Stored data
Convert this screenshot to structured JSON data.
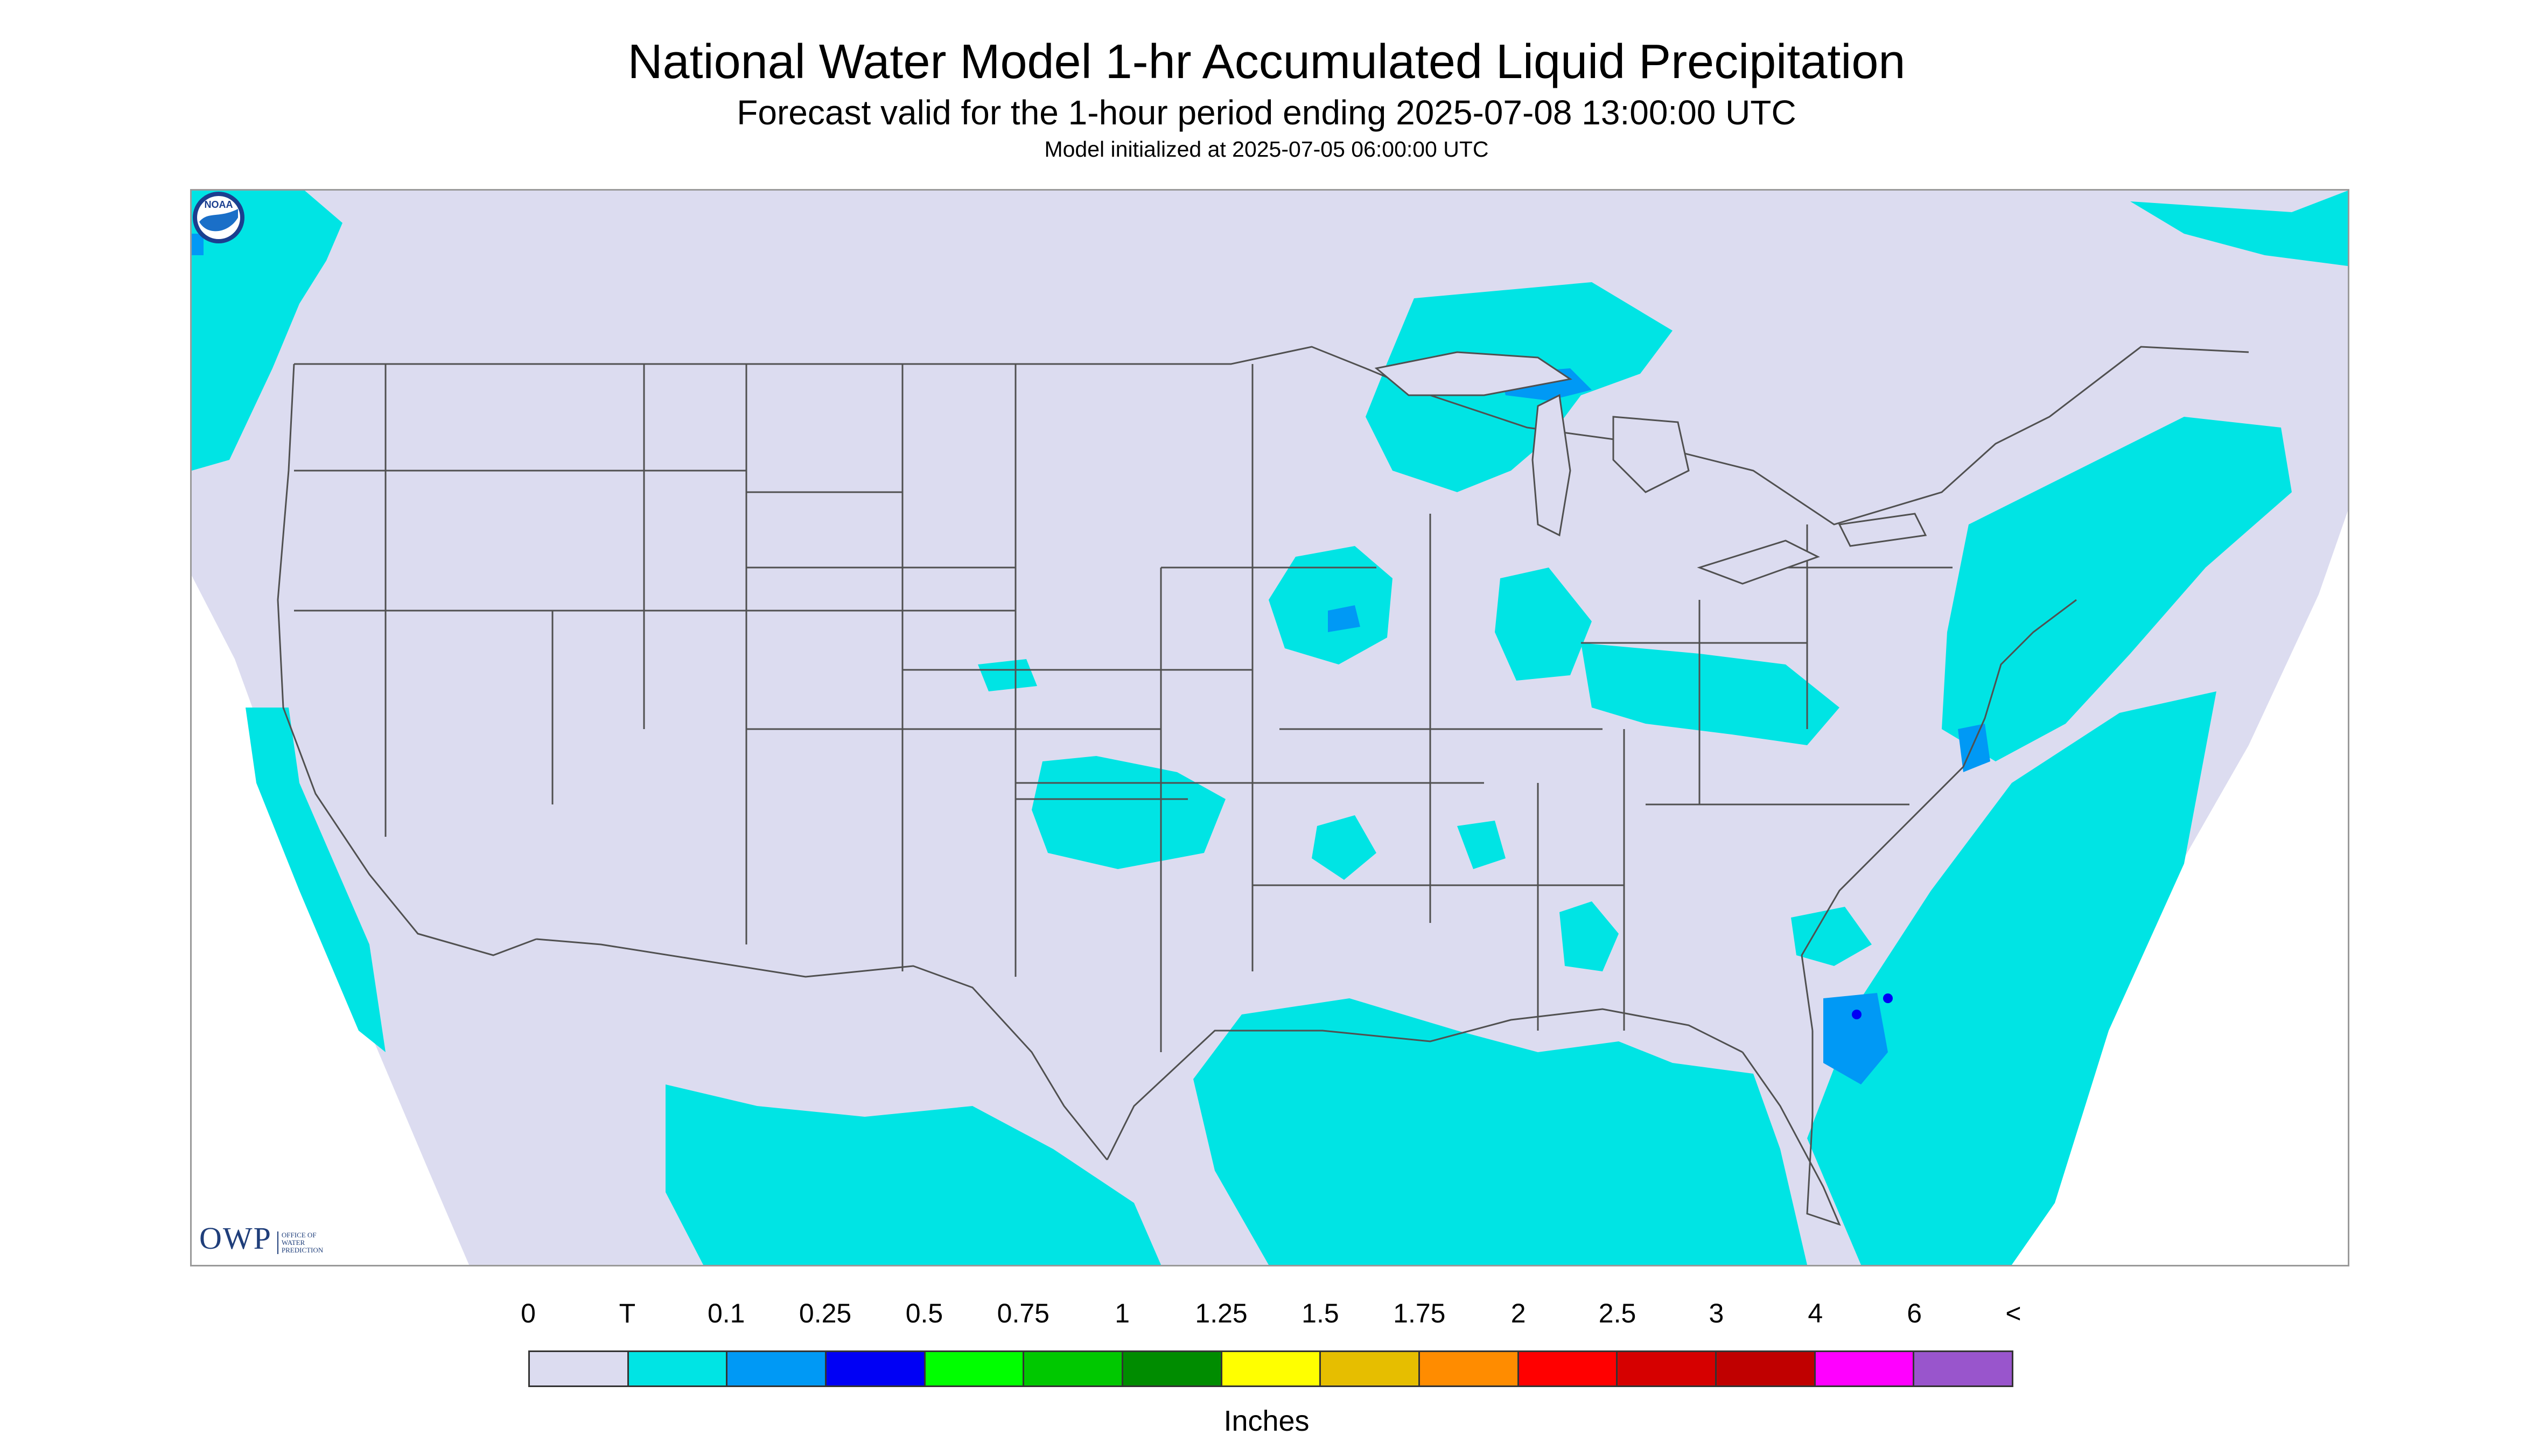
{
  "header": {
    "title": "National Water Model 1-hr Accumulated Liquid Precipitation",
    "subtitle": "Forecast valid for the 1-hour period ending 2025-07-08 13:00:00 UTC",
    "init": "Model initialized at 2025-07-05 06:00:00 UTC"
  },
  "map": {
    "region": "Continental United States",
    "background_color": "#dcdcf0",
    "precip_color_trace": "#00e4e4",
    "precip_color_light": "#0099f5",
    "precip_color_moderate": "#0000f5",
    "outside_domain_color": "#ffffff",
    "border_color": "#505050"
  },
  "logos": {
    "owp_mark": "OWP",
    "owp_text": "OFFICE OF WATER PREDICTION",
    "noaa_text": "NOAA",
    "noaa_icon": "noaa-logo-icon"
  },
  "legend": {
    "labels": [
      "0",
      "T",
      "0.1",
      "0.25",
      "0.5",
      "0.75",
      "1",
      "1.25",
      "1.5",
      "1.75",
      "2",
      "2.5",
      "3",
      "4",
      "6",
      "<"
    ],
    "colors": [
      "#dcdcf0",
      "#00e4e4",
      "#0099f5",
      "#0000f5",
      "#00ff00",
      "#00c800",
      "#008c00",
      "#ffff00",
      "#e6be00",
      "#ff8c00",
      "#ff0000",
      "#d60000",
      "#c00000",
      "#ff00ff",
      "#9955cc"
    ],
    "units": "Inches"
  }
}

**WHAT TO WORK ON**
Print each line of the material above exactly, with the pictures removed from your copy.

**WRITTEN REPLY**
Convert this screenshot to structured JSON data.
{
  "header": {
    "title": "National Water Model 1-hr Accumulated Liquid Precipitation",
    "subtitle": "Forecast valid for the 1-hour period ending 2025-07-08 13:00:00 UTC",
    "init": "Model initialized at 2025-07-05 06:00:00 UTC"
  },
  "map": {
    "region": "Continental United States",
    "background_color": "#dcdcf0",
    "precip_color_trace": "#00e4e4",
    "precip_color_light": "#0099f5",
    "precip_color_moderate": "#0000f5",
    "outside_domain_color": "#ffffff",
    "border_color": "#505050"
  },
  "logos": {
    "owp_mark": "OWP",
    "owp_text": "OFFICE OF WATER PREDICTION",
    "noaa_text": "NOAA",
    "noaa_icon": "noaa-logo-icon"
  },
  "legend": {
    "labels": [
      "0",
      "T",
      "0.1",
      "0.25",
      "0.5",
      "0.75",
      "1",
      "1.25",
      "1.5",
      "1.75",
      "2",
      "2.5",
      "3",
      "4",
      "6",
      "<"
    ],
    "colors": [
      "#dcdcf0",
      "#00e4e4",
      "#0099f5",
      "#0000f5",
      "#00ff00",
      "#00c800",
      "#008c00",
      "#ffff00",
      "#e6be00",
      "#ff8c00",
      "#ff0000",
      "#d60000",
      "#c00000",
      "#ff00ff",
      "#9955cc"
    ],
    "units": "Inches"
  }
}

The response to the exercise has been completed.